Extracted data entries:
╔══
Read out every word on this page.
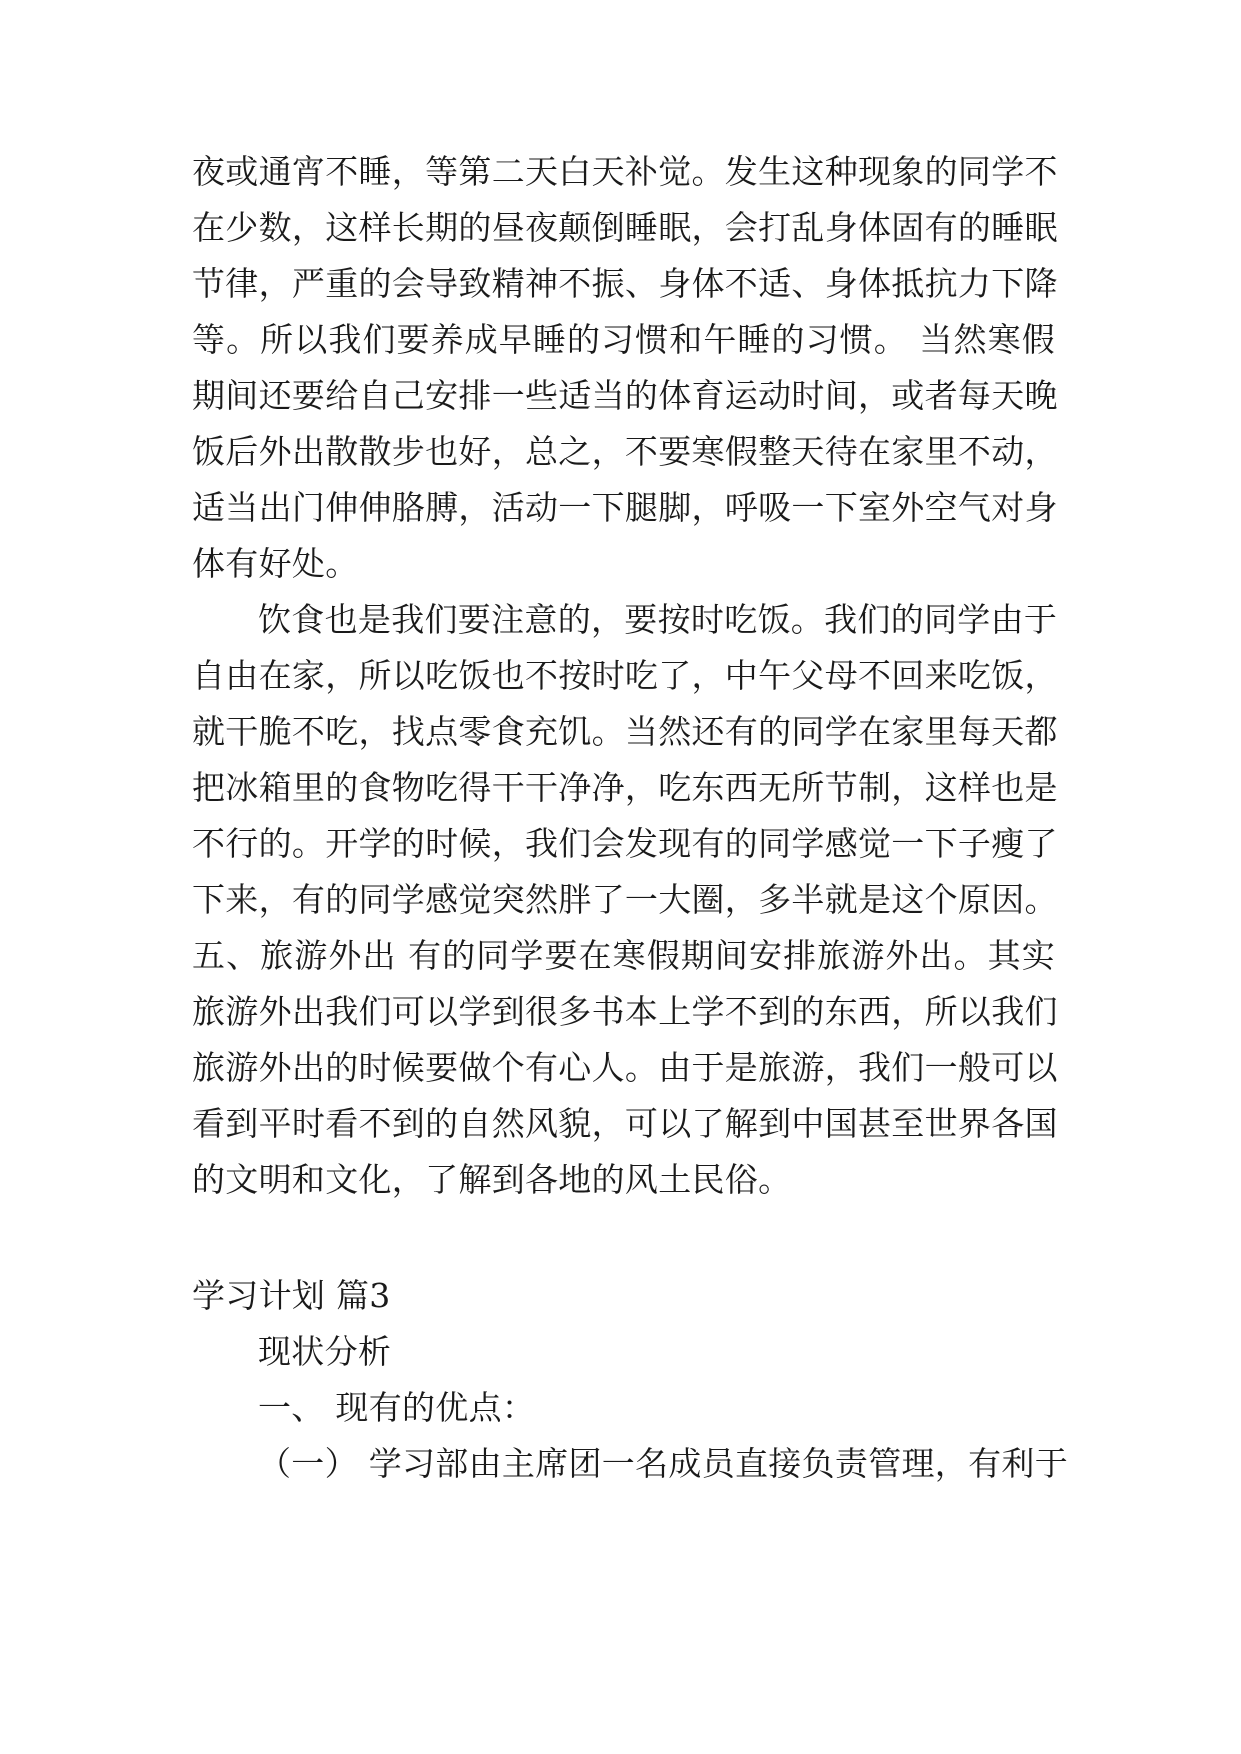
夜或通宵不睡，等第二天白天补觉。发生这种现象的同学不
在少数，这样长期的昼夜颠倒睡眠，会打乱身体固有的睡眠
节律，严重的会导致精神不振、身体不适、身体抵抗力下降
等。所以我们要养成早睡的习惯和午睡的习惯。 当然寒假
期间还要给自己安排一些适当的体育运动时间，或者每天晚
饭后外出散散步也好，总之，不要寒假整天待在家里不动，
适当出门伸伸胳膊，活动一下腿脚，呼吸一下室外空气对身
体有好处。
饮食也是我们要注意的，要按时吃饭。我们的同学由于
自由在家，所以吃饭也不按时吃了，中午父母不回来吃饭，
就干脆不吃，找点零食充饥。当然还有的同学在家里每天都
把冰箱里的食物吃得干干净净，吃东西无所节制，这样也是
不行的。开学的时候，我们会发现有的同学感觉一下子瘦了
下来，有的同学感觉突然胖了一大圈，多半就是这个原因。
五、旅游外出 有的同学要在寒假期间安排旅游外出。其实
旅游外出我们可以学到很多书本上学不到的东西，所以我们
旅游外出的时候要做个有心人。由于是旅游，我们一般可以
看到平时看不到的自然风貌，可以了解到中国甚至世界各国
的文明和文化，了解到各地的风土民俗。
学习计划 篇3
现状分析
一、 现有的优点：
（一） 学习部由主席团一名成员直接负责管理，有利于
╚══
* [STATED PROBLEM] Transcribe every record above exactly, leaving out the pictures.

* [WRITTEN REPLY]
Read out every word on this page.
夜或通宵不睡，等第二天白天补觉。发生这种现象的同学不
在少数，这样长期的昼夜颠倒睡眠，会打乱身体固有的睡眠
节律，严重的会导致精神不振、身体不适、身体抵抗力下降
等。所以我们要养成早睡的习惯和午睡的习惯。 当然寒假
期间还要给自己安排一些适当的体育运动时间，或者每天晚
饭后外出散散步也好，总之，不要寒假整天待在家里不动，
适当出门伸伸胳膊，活动一下腿脚，呼吸一下室外空气对身
体有好处。
饮食也是我们要注意的，要按时吃饭。我们的同学由于
自由在家，所以吃饭也不按时吃了，中午父母不回来吃饭，
就干脆不吃，找点零食充饥。当然还有的同学在家里每天都
把冰箱里的食物吃得干干净净，吃东西无所节制，这样也是
不行的。开学的时候，我们会发现有的同学感觉一下子瘦了
下来，有的同学感觉突然胖了一大圈，多半就是这个原因。
五、旅游外出 有的同学要在寒假期间安排旅游外出。其实
旅游外出我们可以学到很多书本上学不到的东西，所以我们
旅游外出的时候要做个有心人。由于是旅游，我们一般可以
看到平时看不到的自然风貌，可以了解到中国甚至世界各国
的文明和文化，了解到各地的风土民俗。
学习计划 篇3
现状分析
一、 现有的优点：
（一） 学习部由主席团一名成员直接负责管理，有利于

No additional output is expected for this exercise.